Records from a dataset
□ □ □

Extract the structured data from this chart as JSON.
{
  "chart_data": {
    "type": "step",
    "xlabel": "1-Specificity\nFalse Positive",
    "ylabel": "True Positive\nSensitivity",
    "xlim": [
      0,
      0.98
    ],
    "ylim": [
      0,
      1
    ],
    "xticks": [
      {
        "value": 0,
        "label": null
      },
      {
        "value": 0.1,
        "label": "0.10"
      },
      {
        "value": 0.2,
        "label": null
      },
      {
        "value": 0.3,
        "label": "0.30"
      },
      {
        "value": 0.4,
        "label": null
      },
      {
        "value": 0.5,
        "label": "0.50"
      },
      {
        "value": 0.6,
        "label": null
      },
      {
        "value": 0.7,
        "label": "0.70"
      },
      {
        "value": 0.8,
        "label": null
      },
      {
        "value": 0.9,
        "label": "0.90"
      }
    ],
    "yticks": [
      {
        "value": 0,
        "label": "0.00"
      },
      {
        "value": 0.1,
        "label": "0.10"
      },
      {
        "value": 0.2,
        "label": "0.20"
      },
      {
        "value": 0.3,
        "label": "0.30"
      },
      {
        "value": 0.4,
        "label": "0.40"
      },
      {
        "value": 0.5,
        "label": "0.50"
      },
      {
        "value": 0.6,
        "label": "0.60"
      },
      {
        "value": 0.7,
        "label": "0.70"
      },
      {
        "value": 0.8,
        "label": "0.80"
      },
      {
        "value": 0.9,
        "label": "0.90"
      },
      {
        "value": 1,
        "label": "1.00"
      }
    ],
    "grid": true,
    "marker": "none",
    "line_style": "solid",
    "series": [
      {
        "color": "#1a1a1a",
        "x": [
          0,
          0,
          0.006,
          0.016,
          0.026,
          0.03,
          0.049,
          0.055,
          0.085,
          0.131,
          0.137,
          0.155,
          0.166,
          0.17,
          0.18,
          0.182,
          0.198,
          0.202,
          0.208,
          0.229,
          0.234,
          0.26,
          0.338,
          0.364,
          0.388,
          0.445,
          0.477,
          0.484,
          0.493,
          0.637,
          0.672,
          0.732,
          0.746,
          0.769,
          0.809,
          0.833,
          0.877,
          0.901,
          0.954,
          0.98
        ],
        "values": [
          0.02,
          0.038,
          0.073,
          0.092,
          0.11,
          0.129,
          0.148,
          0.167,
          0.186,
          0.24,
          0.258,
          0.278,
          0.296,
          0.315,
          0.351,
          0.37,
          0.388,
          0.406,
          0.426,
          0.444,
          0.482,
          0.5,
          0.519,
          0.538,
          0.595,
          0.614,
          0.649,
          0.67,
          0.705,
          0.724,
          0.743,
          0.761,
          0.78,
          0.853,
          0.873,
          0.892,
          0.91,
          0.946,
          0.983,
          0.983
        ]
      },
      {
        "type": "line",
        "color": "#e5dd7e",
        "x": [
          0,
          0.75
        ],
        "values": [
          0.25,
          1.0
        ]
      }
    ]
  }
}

□ □ □

*Directions*
Reproduce the listing above word for word.

*Final result*
Extract the structured data from this chart as JSON.
{
  "chart_data": {
    "type": "step",
    "xlabel": "1-Specificity\nFalse Positive",
    "ylabel": "True Positive\nSensitivity",
    "xlim": [
      0,
      0.98
    ],
    "ylim": [
      0,
      1
    ],
    "xticks": [
      {
        "value": 0,
        "label": null
      },
      {
        "value": 0.1,
        "label": "0.10"
      },
      {
        "value": 0.2,
        "label": null
      },
      {
        "value": 0.3,
        "label": "0.30"
      },
      {
        "value": 0.4,
        "label": null
      },
      {
        "value": 0.5,
        "label": "0.50"
      },
      {
        "value": 0.6,
        "label": null
      },
      {
        "value": 0.7,
        "label": "0.70"
      },
      {
        "value": 0.8,
        "label": null
      },
      {
        "value": 0.9,
        "label": "0.90"
      }
    ],
    "yticks": [
      {
        "value": 0,
        "label": "0.00"
      },
      {
        "value": 0.1,
        "label": "0.10"
      },
      {
        "value": 0.2,
        "label": "0.20"
      },
      {
        "value": 0.3,
        "label": "0.30"
      },
      {
        "value": 0.4,
        "label": "0.40"
      },
      {
        "value": 0.5,
        "label": "0.50"
      },
      {
        "value": 0.6,
        "label": "0.60"
      },
      {
        "value": 0.7,
        "label": "0.70"
      },
      {
        "value": 0.8,
        "label": "0.80"
      },
      {
        "value": 0.9,
        "label": "0.90"
      },
      {
        "value": 1,
        "label": "1.00"
      }
    ],
    "grid": true,
    "marker": "none",
    "line_style": "solid",
    "series": [
      {
        "color": "#1a1a1a",
        "x": [
          0,
          0,
          0.006,
          0.016,
          0.026,
          0.03,
          0.049,
          0.055,
          0.085,
          0.131,
          0.137,
          0.155,
          0.166,
          0.17,
          0.18,
          0.182,
          0.198,
          0.202,
          0.208,
          0.229,
          0.234,
          0.26,
          0.338,
          0.364,
          0.388,
          0.445,
          0.477,
          0.484,
          0.493,
          0.637,
          0.672,
          0.732,
          0.746,
          0.769,
          0.809,
          0.833,
          0.877,
          0.901,
          0.954,
          0.98
        ],
        "values": [
          0.02,
          0.038,
          0.073,
          0.092,
          0.11,
          0.129,
          0.148,
          0.167,
          0.186,
          0.24,
          0.258,
          0.278,
          0.296,
          0.315,
          0.351,
          0.37,
          0.388,
          0.406,
          0.426,
          0.444,
          0.482,
          0.5,
          0.519,
          0.538,
          0.595,
          0.614,
          0.649,
          0.67,
          0.705,
          0.724,
          0.743,
          0.761,
          0.78,
          0.853,
          0.873,
          0.892,
          0.91,
          0.946,
          0.983,
          0.983
        ]
      },
      {
        "type": "line",
        "color": "#e5dd7e",
        "x": [
          0,
          0.75
        ],
        "values": [
          0.25,
          1.0
        ]
      }
    ]
  }
}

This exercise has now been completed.